Extracted data entries
+--

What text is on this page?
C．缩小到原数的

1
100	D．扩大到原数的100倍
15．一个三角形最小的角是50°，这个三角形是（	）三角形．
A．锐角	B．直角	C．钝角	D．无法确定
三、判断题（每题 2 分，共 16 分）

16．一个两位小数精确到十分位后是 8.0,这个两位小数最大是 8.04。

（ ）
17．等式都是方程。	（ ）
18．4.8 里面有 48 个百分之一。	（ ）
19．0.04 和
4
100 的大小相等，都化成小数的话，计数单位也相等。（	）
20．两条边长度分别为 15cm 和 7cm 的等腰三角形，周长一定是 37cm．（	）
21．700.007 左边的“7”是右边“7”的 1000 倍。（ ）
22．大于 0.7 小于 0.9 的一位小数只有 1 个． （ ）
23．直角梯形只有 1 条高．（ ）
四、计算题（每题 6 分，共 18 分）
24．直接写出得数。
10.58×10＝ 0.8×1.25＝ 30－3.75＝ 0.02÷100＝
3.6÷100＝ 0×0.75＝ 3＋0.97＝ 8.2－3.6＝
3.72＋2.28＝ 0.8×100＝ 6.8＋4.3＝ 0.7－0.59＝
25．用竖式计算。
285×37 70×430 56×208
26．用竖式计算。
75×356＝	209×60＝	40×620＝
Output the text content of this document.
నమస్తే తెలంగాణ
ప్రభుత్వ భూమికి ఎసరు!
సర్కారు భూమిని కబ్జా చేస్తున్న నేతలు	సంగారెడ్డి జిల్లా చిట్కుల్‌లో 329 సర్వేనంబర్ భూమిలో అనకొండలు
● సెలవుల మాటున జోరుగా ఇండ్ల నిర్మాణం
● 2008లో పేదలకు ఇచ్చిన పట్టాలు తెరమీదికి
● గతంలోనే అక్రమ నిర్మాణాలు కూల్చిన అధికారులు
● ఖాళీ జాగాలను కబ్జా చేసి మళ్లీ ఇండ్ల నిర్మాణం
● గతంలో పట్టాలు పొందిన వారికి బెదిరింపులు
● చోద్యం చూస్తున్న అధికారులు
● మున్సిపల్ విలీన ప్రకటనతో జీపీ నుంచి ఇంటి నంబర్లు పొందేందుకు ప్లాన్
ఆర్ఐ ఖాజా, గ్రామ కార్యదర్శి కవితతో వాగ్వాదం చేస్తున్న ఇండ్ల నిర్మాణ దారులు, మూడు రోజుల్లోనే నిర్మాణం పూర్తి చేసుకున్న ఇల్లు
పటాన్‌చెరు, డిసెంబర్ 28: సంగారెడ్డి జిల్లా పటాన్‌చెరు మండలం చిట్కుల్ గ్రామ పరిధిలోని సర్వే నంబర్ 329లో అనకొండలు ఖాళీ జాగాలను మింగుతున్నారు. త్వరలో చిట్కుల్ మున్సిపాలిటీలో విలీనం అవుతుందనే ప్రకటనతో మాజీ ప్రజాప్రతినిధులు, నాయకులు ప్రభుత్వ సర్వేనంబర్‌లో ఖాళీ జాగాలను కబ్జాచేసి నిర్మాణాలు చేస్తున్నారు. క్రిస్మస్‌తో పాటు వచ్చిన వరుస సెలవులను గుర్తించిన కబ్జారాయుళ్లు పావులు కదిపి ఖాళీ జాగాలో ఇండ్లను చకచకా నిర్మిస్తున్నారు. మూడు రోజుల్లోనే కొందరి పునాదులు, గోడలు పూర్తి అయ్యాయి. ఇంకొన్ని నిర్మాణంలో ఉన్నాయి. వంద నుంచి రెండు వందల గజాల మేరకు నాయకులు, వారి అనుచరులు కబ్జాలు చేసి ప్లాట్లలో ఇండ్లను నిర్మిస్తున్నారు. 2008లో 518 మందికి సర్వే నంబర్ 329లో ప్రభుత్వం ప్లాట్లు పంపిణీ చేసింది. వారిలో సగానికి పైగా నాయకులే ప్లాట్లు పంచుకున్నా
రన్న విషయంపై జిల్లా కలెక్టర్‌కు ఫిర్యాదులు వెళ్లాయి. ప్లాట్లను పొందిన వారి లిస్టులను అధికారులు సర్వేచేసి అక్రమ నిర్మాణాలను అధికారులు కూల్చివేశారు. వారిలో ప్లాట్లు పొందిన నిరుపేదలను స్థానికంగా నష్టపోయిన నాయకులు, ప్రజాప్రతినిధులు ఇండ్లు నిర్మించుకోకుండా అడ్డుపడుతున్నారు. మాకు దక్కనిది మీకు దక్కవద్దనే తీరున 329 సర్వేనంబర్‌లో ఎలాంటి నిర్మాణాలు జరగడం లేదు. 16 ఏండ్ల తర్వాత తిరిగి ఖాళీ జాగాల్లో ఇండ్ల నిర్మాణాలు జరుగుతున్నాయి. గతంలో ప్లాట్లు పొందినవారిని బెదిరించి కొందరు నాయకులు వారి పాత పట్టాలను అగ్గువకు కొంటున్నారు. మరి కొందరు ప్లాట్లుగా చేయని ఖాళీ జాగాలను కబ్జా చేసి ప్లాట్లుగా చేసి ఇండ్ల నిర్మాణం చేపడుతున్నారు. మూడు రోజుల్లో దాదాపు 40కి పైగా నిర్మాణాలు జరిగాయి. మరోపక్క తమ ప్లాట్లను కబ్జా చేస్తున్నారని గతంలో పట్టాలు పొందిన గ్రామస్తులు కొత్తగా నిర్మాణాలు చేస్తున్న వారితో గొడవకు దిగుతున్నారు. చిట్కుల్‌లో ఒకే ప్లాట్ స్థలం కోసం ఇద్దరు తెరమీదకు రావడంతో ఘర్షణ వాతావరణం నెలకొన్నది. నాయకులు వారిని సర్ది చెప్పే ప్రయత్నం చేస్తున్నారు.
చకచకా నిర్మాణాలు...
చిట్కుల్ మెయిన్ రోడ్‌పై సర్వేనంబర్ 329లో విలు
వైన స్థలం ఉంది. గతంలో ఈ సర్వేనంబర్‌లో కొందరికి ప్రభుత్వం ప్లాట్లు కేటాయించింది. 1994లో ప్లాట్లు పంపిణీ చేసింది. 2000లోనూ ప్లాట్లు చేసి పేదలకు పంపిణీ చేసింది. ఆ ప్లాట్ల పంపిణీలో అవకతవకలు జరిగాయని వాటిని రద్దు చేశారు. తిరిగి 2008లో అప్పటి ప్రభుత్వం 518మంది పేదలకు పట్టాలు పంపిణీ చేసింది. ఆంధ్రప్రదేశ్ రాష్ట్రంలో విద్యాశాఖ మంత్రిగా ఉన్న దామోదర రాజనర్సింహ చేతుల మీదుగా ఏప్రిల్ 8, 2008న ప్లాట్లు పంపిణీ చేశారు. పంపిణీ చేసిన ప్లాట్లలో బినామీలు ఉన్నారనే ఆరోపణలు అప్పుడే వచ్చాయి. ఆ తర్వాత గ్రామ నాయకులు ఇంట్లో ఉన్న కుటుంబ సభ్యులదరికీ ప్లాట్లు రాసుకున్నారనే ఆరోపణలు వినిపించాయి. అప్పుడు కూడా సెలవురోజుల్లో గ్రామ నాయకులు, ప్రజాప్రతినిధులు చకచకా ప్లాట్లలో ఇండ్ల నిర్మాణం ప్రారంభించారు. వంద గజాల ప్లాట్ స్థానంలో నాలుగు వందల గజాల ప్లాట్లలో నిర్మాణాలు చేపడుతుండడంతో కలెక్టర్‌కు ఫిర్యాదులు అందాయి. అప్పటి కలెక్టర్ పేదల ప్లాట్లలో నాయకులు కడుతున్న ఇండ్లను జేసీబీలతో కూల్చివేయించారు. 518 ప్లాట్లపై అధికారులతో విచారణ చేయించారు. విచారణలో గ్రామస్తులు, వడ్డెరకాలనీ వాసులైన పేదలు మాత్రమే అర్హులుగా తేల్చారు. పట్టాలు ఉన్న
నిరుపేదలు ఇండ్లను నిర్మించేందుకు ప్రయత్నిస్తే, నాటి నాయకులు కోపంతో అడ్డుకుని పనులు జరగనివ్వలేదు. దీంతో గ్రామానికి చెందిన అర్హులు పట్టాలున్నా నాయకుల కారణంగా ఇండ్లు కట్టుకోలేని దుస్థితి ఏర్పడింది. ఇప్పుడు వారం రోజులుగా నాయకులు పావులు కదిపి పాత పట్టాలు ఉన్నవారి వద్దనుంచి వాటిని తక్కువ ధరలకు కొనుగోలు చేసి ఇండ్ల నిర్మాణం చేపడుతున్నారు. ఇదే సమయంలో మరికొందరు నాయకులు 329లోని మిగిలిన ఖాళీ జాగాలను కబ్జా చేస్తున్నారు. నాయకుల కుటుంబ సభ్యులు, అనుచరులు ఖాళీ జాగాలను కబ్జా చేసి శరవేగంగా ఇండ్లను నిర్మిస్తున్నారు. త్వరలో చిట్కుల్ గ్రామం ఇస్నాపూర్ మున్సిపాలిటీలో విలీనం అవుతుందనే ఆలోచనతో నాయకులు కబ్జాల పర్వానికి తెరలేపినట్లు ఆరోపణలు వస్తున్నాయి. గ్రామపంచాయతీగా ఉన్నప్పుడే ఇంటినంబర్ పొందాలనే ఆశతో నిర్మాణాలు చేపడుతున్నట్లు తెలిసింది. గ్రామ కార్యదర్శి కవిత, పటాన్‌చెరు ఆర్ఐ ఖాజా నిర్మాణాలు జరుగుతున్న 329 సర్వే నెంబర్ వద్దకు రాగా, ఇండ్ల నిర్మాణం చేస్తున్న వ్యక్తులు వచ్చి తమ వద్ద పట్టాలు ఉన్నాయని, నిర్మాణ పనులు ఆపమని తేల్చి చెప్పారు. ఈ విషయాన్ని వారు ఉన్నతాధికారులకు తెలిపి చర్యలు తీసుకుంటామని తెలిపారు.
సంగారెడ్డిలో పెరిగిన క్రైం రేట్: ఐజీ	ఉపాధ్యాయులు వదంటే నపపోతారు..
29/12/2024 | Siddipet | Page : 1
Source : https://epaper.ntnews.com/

+--

WHAT THE EXERCISE ASKS
In the entries above, find each line with the word "this" and show it.

RESPONSE
What text is on this page?
Output the text content of this document.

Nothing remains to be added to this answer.